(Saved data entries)
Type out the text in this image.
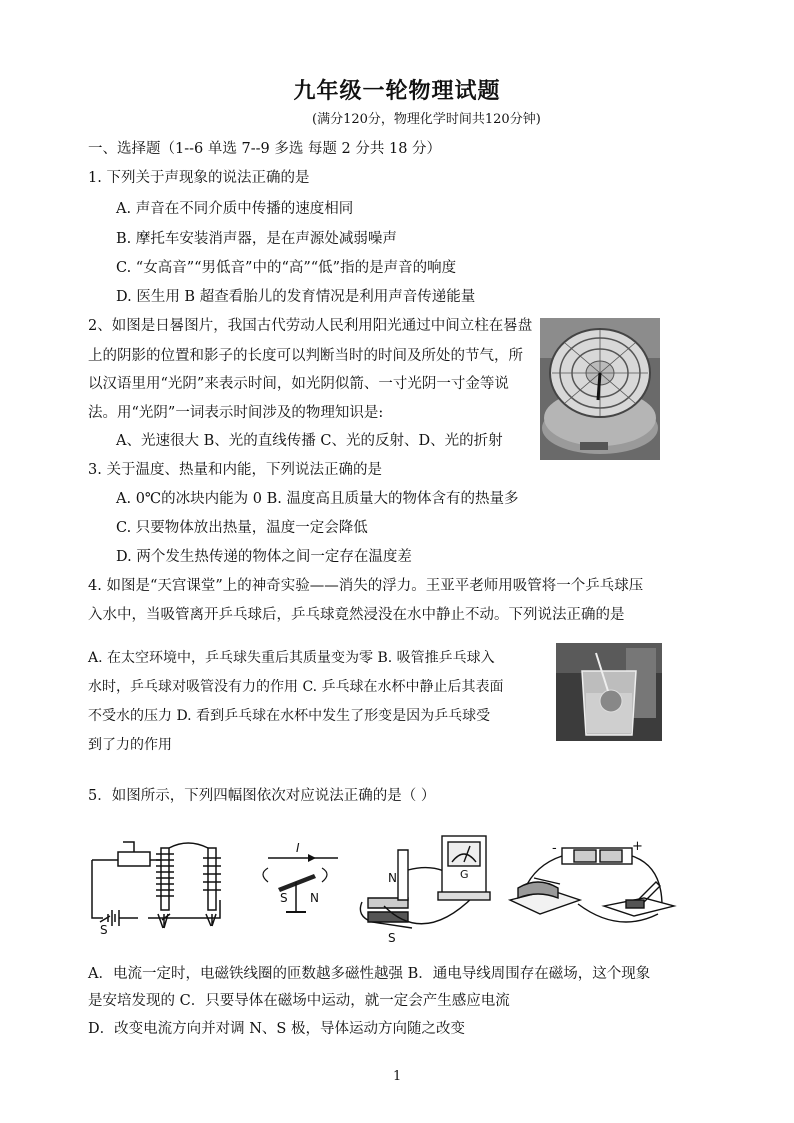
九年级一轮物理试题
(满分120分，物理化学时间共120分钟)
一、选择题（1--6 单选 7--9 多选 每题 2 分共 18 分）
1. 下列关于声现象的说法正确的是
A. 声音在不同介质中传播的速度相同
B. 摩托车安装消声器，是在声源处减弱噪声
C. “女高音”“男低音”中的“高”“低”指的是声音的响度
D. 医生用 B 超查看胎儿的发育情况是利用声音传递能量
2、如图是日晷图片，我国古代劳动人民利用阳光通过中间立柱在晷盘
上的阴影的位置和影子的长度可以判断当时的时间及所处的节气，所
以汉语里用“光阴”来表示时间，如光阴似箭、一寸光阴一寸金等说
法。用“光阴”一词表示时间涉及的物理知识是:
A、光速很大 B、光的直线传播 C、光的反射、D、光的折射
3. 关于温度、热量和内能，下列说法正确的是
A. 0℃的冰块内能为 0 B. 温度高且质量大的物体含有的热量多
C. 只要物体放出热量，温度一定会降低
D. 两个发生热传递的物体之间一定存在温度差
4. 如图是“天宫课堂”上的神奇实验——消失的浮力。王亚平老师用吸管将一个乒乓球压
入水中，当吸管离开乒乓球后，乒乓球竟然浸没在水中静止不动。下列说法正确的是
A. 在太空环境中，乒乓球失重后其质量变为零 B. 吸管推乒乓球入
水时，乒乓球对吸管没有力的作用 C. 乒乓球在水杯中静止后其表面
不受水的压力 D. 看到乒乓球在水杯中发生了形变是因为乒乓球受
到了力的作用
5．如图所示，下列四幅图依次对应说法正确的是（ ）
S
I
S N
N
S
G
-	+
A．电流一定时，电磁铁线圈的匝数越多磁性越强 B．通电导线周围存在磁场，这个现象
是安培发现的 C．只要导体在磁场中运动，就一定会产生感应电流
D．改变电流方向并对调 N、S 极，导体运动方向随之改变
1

• Task description: Pictures stay out; reproduce every line of the records exactly.

• Problem solution:
Type out the text in this image.
九年级一轮物理试题
(满分120分，物理化学时间共120分钟)
一、选择题（1--6 单选 7--9 多选 每题 2 分共 18 分）
1. 下列关于声现象的说法正确的是
A. 声音在不同介质中传播的速度相同
B. 摩托车安装消声器，是在声源处减弱噪声
C. “女高音”“男低音”中的“高”“低”指的是声音的响度
D. 医生用 B 超查看胎儿的发育情况是利用声音传递能量
2、如图是日晷图片，我国古代劳动人民利用阳光通过中间立柱在晷盘
上的阴影的位置和影子的长度可以判断当时的时间及所处的节气，所
以汉语里用“光阴”来表示时间，如光阴似箭、一寸光阴一寸金等说
法。用“光阴”一词表示时间涉及的物理知识是:
A、光速很大 B、光的直线传播 C、光的反射、D、光的折射
3. 关于温度、热量和内能，下列说法正确的是
A. 0℃的冰块内能为 0 B. 温度高且质量大的物体含有的热量多
C. 只要物体放出热量，温度一定会降低
D. 两个发生热传递的物体之间一定存在温度差
4. 如图是“天宫课堂”上的神奇实验——消失的浮力。王亚平老师用吸管将一个乒乓球压
入水中，当吸管离开乒乓球后，乒乓球竟然浸没在水中静止不动。下列说法正确的是
A. 在太空环境中，乒乓球失重后其质量变为零 B. 吸管推乒乓球入
水时，乒乓球对吸管没有力的作用 C. 乒乓球在水杯中静止后其表面
不受水的压力 D. 看到乒乓球在水杯中发生了形变是因为乒乓球受
到了力的作用
5．如图所示，下列四幅图依次对应说法正确的是（ ）
S
I
S N
N
S
G
-	+
A．电流一定时，电磁铁线圈的匝数越多磁性越强 B．通电导线周围存在磁场，这个现象
是安培发现的 C．只要导体在磁场中运动，就一定会产生感应电流
D．改变电流方向并对调 N、S 极，导体运动方向随之改变
1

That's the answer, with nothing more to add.